→ ОТРЫВОК:
Что же делать, думаю, сейчас отправят в штрафбат. Ну все, окончательно с этой мыслью смирился, и тут ко мне как будто озарение пришло, понял, как можно выкрутиться. Объясняю ему:
– По телефону я вас, извините, не видел. А звонить может кто угодно, даже и враг, если он к телефонному проводу подсоединился. Ведь имитировать могут даже голос Левитана. – Тут я ему показал, как раньше в расчёте имитировал голос знаменитого диктора Всесоюзного радио: «Внимание, внимание, говорит Москва! В течение … наши войска вели бои с противником…» А у меня неплохо получалось, все на НП даже обернулись, чтобы посмотреть, кто это там радио включил. Потом спрашиваю у командующего:
– Вы верите, что голос по телефону могут имитировать?
– Да.
Я же просто выполнял свой воинский долг, и если бы я не подбил в том бою немецкие танки, неизвестно, уцелел бы НП, или нет. В итоге Конев приказал отвести меня обратно в расчёт. Потом я долго ждал, когда за мной придут из СМЕРША. Но не пришли. За этот бой меня, как я позже узнал, даже хотели представить к какому-то ордену, но так как я оказался в разговоре с командующим чересчур языкастым, то не стали рисковать. И после вообще старались до самой Германии никак не поощрять. Мол, слишком смело вел себя в разговоре с Коневым. Тогда, кстати, в штабе дивизиона мне строго-настрого запретили эту историю где-либо рассказывать. Но сейчас её скрывать нечего, случалось и такое на войне.

→ РАБОЧЕЕ ЗАДАНИЕ: Повторите без изменений часть приведённого выше отрывка о разговоре с командующим: всё от слов «Что же делать, думаю, сейчас» и вниз до слов «телефону могут имитировать?» включительно.

→ ПРЕДОСТАВЛЕННЫЕ ДАННЫЕ:
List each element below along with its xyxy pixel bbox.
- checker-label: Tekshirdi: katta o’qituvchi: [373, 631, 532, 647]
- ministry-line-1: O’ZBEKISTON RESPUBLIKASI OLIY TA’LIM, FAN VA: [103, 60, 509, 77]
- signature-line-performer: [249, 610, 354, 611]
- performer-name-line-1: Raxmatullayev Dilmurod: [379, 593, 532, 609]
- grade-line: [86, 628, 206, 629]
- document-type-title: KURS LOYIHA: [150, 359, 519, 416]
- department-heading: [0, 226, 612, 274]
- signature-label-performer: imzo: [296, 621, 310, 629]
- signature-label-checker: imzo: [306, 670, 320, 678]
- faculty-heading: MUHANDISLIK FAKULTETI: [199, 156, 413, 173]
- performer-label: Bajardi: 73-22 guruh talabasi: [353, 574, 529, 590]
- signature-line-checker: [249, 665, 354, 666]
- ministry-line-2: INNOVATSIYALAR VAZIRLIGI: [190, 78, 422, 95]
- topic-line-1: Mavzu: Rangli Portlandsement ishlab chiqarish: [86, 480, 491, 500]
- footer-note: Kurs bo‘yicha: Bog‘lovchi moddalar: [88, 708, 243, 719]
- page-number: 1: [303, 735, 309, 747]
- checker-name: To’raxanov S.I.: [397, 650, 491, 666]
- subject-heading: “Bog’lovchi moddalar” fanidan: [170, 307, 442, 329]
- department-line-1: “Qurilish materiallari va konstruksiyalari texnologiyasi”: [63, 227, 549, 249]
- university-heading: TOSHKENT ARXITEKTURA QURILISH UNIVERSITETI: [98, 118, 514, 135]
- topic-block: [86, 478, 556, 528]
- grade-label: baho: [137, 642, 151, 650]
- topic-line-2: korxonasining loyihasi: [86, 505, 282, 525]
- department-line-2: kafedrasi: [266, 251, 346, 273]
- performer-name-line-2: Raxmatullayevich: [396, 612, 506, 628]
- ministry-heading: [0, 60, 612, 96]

→ ОТВЕТ:
Что же делать, думаю, сейчас отправят в штрафбат. Ну все, окончательно с этой мыслью смирился, и тут ко мне как будто озарение пришло, понял, как можно выкрутиться. Объясняю ему:
– По телефону я вас, извините, не видел. А звонить может кто угодно, даже и враг, если он к телефонному проводу подсоединился. Ведь имитировать могут даже голос Левитана. – Тут я ему показал, как раньше в расчёте имитировал голос знаменитого диктора Всесоюзного радио: «Внимание, внимание, говорит Москва! В течение … наши войска вели бои с противником…» А у меня неплохо получалось, все на НП даже обернулись, чтобы посмотреть, кто это там радио включил. Потом спрашиваю у командующего:
– Вы верите, что голос по телефону могут имитировать?